Il devient de plus en plus intéressant pour les entreprises d’investir des sommes importantes dans le commerce de l’eau, celle qu’on achète en bouteille se vendant déjà plus cher que le pétrole, à quantité équivalente; les coûts d’extraction sont minimaux et les coûts de raffinage sont nuls.

Quelques transnationales et leurs filiales se partagent le gâteau de la distribution privée de l’eau potable ; dans les « pays du Sud », elles marchent main dans la main pour organiser le marché de l’eau et remplacer la sphère publique. Leurs intérêts sont totalement communs. Leur revenu a suivi le rythme de leur croissance. Ces multinationales figurent parmi les 100 sociétés les plus riches du monde, avec un revenu combiné de presque 160 milliards de dollars en 2002 et un taux de croissance annuel de 10%, plus rapide que celui de l’économie de plusieurs des pays où elles opèrent.

Mais la libéralisation de l’eau a provoqué des problèmes graves dans bien des pays, où l’intervention de multinationales étrangères a notamment entraîné une facturation de l’eau bien au de là de ce que peuvent payer les démunis.

L’Afrique, c’est chic

Au Zimbabwe, Biwater s’est finalement retirée d’un projet de privatisation d’eau parce que la population locale ne pouvait payer les tarifs qui auraient assuré un profit suffisant. Un peu partout, la politique de recouvrement total des coûts a fait flamber les prix à la consommation.
+ + + + + + +
*EXERCICES À FAIRE*:
(1) D'après l'extrait sur le commerce de l'eau, quel revenu combiné ces multinationales ont-elles atteint en 2002 ?
(2) Reprenez mot pour mot le passage de l'extrait sur le commerce de l'eau qui va de « Au Zimbabwe, Biwater » jusqu'à « à la consommation. » inclus.
(3) Pour chaque phrase, dites si elle correspond à l'extrait sur le commerce de l'eau, en répondant par oui ou non et en citant les mots de l'extrait qui le montrent.
(a) À quantité égale, l'eau en bouteille se vend plus cher que le pétrole.
(b) Ces multinationales ont un taux de croissance annuel de 20 %.
(c) Au Zimbabwe, Biwater a mené son projet de privatisation d'eau jusqu'au bout.

*DONNÉES FOURNIES*:
+ + + + + + +
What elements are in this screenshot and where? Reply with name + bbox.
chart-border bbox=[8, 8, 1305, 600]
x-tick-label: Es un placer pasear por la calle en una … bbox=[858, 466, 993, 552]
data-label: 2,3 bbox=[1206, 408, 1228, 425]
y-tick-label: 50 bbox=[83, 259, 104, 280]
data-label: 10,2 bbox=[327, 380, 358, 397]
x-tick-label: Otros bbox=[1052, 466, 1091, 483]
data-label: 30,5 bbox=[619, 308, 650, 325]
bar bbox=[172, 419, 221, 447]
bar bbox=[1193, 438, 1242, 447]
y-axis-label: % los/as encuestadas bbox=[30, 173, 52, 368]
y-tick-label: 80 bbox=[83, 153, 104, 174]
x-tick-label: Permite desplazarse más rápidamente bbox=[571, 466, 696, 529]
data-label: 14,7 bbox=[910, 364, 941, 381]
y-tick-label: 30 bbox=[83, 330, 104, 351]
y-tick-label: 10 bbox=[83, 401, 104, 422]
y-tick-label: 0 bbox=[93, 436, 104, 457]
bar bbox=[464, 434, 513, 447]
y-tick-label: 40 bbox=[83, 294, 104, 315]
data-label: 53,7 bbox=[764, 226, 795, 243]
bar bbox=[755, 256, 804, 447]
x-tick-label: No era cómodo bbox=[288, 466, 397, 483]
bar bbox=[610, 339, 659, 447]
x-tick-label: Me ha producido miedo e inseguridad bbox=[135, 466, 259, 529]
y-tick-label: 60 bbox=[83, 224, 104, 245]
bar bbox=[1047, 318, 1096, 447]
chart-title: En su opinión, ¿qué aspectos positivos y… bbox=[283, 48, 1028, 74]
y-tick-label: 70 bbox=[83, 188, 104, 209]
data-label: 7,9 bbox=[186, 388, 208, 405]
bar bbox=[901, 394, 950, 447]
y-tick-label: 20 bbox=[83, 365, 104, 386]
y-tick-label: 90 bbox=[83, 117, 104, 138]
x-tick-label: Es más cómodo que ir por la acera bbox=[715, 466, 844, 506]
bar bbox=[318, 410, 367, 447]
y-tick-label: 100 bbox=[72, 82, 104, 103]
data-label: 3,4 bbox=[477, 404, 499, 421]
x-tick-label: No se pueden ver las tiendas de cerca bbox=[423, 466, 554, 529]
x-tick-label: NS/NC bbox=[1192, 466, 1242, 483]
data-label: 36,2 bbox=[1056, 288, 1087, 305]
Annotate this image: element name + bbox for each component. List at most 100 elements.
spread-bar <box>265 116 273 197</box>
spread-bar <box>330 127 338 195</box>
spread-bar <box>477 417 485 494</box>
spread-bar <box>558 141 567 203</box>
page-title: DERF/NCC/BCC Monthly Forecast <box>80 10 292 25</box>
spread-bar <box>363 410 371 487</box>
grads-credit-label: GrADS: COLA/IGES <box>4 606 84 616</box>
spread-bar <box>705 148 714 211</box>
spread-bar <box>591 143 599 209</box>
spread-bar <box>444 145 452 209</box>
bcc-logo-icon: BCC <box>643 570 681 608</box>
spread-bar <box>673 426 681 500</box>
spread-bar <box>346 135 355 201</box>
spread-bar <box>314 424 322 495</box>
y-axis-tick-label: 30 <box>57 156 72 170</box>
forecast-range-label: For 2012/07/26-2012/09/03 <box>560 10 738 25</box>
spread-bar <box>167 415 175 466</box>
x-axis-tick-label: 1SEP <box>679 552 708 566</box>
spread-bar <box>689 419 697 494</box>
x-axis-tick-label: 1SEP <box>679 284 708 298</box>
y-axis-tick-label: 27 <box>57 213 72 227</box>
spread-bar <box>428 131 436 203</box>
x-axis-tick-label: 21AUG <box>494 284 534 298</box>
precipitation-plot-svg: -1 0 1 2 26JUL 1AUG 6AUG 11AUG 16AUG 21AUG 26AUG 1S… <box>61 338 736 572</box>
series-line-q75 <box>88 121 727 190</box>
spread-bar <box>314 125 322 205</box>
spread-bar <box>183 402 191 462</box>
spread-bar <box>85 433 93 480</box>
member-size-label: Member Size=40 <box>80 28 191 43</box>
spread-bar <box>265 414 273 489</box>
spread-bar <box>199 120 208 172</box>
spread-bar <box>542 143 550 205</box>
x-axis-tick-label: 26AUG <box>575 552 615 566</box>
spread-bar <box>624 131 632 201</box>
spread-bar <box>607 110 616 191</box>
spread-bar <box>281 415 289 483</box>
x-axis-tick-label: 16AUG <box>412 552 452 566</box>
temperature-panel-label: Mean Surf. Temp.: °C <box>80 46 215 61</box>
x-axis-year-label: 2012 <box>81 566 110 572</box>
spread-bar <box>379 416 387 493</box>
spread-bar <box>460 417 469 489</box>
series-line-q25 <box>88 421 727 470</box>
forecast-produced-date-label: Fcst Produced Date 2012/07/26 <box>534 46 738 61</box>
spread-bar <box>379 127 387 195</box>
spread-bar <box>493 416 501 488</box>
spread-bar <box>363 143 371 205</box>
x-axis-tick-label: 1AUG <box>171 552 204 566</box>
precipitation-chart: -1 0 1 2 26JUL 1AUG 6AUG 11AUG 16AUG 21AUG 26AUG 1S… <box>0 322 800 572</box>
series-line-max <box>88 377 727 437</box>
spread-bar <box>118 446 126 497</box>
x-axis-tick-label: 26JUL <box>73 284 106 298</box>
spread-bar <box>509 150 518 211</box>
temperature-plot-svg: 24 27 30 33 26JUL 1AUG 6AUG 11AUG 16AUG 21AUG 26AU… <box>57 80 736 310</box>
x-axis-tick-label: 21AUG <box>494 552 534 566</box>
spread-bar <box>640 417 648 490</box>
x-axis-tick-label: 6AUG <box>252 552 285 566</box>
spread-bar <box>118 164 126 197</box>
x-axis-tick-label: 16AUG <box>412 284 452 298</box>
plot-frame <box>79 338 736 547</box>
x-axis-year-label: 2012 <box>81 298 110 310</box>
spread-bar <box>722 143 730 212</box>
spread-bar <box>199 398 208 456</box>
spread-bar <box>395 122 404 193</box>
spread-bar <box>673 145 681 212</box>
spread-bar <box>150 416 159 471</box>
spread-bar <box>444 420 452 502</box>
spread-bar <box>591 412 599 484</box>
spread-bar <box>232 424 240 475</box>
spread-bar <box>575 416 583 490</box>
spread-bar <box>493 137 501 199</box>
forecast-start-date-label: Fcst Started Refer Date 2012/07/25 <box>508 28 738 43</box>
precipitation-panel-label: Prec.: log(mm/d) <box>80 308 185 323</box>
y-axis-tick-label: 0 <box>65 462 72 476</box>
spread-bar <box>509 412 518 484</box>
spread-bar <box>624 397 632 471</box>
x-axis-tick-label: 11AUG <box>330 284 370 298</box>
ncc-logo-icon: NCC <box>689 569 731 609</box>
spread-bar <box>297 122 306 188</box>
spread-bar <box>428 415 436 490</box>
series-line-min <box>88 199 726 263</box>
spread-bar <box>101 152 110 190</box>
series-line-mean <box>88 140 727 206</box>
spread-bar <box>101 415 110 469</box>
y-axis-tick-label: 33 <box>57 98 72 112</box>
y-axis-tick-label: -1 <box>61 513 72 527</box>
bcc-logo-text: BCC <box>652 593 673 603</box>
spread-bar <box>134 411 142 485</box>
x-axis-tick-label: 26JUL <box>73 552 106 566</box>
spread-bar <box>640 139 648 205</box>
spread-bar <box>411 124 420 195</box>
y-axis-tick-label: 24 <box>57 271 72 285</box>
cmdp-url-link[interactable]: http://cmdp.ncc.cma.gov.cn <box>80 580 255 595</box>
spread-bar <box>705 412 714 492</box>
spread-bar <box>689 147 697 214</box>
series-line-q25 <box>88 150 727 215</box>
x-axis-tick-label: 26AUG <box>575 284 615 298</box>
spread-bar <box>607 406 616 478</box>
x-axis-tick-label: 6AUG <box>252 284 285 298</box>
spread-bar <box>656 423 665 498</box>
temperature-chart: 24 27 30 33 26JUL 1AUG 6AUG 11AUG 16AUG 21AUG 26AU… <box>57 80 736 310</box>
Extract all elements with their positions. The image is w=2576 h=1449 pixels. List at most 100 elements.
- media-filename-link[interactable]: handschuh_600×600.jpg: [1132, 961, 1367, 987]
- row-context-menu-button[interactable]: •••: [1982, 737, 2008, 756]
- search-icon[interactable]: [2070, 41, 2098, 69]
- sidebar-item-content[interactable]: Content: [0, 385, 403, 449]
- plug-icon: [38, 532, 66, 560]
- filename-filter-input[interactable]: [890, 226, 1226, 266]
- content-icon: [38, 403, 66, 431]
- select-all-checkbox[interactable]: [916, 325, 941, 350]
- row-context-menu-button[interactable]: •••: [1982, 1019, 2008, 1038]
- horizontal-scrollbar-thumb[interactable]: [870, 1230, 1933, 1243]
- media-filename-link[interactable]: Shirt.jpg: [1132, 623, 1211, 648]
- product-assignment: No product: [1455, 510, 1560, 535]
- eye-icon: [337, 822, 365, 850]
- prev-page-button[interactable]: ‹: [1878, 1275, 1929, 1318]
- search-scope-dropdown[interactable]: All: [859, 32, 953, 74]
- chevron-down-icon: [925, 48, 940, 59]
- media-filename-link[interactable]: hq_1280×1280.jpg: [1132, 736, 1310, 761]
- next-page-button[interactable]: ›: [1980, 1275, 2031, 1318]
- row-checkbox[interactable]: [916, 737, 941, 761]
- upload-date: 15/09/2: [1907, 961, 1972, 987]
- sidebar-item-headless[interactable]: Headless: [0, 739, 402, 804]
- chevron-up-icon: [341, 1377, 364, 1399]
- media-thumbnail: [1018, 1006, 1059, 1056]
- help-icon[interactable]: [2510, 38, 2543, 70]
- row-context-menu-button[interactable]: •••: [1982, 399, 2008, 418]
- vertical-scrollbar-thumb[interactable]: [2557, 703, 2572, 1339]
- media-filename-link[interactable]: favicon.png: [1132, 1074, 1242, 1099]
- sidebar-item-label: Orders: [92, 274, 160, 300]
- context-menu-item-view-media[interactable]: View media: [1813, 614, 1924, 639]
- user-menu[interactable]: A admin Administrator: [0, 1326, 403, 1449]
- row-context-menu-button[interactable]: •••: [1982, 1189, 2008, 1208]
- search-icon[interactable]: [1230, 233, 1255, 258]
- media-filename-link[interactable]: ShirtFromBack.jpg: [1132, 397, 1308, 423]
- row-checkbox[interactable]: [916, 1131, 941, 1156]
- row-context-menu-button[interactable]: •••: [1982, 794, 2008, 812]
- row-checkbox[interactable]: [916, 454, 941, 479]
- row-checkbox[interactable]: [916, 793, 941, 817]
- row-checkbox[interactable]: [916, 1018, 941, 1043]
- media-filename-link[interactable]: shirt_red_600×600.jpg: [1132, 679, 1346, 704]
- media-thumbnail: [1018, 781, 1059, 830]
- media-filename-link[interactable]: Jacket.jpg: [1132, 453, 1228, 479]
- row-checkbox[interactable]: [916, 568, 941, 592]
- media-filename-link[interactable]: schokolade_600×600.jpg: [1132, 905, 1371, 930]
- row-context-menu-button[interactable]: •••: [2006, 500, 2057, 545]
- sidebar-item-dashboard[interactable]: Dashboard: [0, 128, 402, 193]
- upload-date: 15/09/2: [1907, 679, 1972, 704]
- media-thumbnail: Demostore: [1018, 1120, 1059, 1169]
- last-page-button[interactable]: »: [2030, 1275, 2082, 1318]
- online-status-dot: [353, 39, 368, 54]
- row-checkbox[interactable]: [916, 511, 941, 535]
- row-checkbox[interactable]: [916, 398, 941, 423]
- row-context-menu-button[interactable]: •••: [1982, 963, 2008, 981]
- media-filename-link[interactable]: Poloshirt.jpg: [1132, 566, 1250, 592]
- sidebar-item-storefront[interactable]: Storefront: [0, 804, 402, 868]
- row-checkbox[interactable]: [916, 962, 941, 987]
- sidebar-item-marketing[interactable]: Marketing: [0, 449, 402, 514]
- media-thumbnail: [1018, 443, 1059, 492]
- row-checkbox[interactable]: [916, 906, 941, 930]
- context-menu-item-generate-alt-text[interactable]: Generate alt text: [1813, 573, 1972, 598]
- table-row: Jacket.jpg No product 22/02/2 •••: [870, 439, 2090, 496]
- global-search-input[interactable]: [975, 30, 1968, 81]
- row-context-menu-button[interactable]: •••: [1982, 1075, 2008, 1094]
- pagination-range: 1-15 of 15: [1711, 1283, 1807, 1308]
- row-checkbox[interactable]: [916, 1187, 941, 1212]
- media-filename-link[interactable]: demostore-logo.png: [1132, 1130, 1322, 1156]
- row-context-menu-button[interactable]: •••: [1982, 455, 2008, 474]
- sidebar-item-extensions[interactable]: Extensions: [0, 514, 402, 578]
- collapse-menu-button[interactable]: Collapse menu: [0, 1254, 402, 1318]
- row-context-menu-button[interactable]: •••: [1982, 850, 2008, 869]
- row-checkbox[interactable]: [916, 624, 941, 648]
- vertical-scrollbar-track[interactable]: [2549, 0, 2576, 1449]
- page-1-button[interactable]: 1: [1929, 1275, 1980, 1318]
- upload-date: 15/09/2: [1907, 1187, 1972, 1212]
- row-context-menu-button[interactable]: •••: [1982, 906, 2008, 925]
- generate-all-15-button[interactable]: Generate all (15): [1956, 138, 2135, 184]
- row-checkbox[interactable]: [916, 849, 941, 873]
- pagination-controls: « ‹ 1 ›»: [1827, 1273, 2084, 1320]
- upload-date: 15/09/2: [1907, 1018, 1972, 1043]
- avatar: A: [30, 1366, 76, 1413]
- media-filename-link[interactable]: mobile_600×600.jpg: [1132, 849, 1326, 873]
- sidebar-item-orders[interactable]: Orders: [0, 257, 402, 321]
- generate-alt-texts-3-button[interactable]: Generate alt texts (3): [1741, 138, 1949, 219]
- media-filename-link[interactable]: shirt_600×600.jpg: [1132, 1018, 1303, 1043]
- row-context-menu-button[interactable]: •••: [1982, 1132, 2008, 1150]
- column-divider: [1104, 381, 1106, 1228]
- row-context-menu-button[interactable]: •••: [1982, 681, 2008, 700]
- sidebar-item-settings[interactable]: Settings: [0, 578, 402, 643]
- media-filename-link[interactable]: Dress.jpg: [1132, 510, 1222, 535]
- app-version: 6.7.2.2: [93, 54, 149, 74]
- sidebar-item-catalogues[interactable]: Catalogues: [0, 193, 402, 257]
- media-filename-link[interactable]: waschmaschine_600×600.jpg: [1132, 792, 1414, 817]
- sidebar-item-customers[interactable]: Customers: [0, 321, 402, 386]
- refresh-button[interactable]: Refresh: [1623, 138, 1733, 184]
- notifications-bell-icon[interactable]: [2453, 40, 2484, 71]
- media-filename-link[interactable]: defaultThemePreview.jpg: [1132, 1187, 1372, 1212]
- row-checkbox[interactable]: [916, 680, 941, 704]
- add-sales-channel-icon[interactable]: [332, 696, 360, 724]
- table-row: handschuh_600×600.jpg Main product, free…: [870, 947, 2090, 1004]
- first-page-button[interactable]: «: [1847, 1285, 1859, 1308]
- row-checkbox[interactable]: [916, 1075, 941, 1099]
+ + + + + + +
*RÉPONSES FINALES*:
(1) Presque 160 milliards de dollars.

(2)
Au Zimbabwe, Biwater s’est finalement retirée d’un projet de privatisation d’eau parce que la population locale ne pouvait payer les tarifs qui auraient assuré un profit suffisant. Un peu partout, la politique de recouvrement total des coûts a fait flamber les prix à la consommation.

(3)
(a) Oui : « celle qu’on achète en bouteille se vendant déjà plus cher que le pétrole, à quantité équivalente »
(b) Non : « un taux de croissance annuel de 10% »
(c) Non : « Biwater s’est finalement retirée d’un projet de privatisation d’eau »